Stated problem: Find every line in the records below that contains the word "Daniel", and copy each such line.

Saved entries:
(begin)

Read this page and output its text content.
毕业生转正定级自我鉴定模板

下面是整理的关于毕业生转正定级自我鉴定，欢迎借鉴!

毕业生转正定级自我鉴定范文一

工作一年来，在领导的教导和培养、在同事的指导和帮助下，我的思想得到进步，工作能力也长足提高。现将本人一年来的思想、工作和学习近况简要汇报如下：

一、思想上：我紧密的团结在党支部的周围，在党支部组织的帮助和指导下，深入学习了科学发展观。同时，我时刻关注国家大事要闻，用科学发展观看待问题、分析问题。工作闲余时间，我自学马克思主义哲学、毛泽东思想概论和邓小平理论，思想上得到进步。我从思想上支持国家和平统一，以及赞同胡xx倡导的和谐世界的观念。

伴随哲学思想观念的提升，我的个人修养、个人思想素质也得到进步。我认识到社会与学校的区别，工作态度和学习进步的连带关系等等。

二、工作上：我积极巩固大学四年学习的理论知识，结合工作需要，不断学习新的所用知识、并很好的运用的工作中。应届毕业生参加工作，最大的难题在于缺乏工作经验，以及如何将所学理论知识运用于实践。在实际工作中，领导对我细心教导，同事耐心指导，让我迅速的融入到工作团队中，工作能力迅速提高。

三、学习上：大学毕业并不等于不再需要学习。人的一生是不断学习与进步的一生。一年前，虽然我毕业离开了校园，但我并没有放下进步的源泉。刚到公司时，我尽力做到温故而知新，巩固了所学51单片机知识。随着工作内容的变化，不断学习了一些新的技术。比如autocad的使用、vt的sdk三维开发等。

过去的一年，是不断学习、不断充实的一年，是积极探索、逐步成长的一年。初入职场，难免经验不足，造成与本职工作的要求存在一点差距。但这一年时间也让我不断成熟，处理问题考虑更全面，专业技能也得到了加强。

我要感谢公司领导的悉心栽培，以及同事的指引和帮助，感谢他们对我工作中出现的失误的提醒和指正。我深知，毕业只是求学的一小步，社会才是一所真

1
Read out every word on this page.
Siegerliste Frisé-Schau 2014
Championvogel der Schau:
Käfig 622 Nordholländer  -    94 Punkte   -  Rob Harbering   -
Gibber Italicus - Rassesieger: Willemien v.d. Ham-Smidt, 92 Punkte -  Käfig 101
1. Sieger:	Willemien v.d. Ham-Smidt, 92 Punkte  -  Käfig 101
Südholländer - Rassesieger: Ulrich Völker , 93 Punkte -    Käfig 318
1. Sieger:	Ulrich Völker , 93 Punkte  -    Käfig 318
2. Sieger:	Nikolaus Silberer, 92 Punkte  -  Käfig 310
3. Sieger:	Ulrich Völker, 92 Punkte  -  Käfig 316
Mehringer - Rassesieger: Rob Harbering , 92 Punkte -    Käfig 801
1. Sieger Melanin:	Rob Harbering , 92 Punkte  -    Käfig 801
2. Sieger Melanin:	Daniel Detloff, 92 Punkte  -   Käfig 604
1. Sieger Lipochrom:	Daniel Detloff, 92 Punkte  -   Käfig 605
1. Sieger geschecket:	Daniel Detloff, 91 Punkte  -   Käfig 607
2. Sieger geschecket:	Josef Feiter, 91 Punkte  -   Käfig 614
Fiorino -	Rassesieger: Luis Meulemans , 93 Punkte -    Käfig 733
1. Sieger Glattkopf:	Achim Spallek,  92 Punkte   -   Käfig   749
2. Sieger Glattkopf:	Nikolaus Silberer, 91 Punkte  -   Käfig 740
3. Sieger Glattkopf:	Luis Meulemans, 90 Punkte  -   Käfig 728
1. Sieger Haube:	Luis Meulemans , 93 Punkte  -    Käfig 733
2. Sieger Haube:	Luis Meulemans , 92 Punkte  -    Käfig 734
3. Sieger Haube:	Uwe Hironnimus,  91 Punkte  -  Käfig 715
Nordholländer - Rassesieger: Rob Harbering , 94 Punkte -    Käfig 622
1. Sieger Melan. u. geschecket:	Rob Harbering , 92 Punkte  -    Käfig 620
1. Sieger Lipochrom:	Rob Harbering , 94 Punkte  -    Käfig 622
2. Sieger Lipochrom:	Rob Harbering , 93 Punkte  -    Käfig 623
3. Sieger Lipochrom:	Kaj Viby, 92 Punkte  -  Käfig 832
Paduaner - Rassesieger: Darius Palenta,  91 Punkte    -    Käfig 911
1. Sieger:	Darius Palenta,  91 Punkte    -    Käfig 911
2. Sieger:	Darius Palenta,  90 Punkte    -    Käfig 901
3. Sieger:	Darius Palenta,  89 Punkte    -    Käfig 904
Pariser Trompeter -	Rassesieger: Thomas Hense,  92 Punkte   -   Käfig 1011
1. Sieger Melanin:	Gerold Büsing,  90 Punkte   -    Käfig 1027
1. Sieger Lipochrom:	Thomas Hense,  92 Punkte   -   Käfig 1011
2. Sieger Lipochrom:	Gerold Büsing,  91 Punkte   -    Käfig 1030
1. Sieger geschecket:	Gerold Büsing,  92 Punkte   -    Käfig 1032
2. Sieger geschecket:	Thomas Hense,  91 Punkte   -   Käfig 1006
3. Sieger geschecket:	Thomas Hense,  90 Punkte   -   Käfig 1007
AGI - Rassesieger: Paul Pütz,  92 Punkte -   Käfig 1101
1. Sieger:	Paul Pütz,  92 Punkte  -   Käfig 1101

(end)

Finished answer:
2. Sieger Melanin:	Daniel Detloff, 92 Punkte  -   Käfig 604
1. Sieger Lipochrom:	Daniel Detloff, 92 Punkte  -   Käfig 605
1. Sieger geschecket:	Daniel Detloff, 91 Punkte  -   Käfig 607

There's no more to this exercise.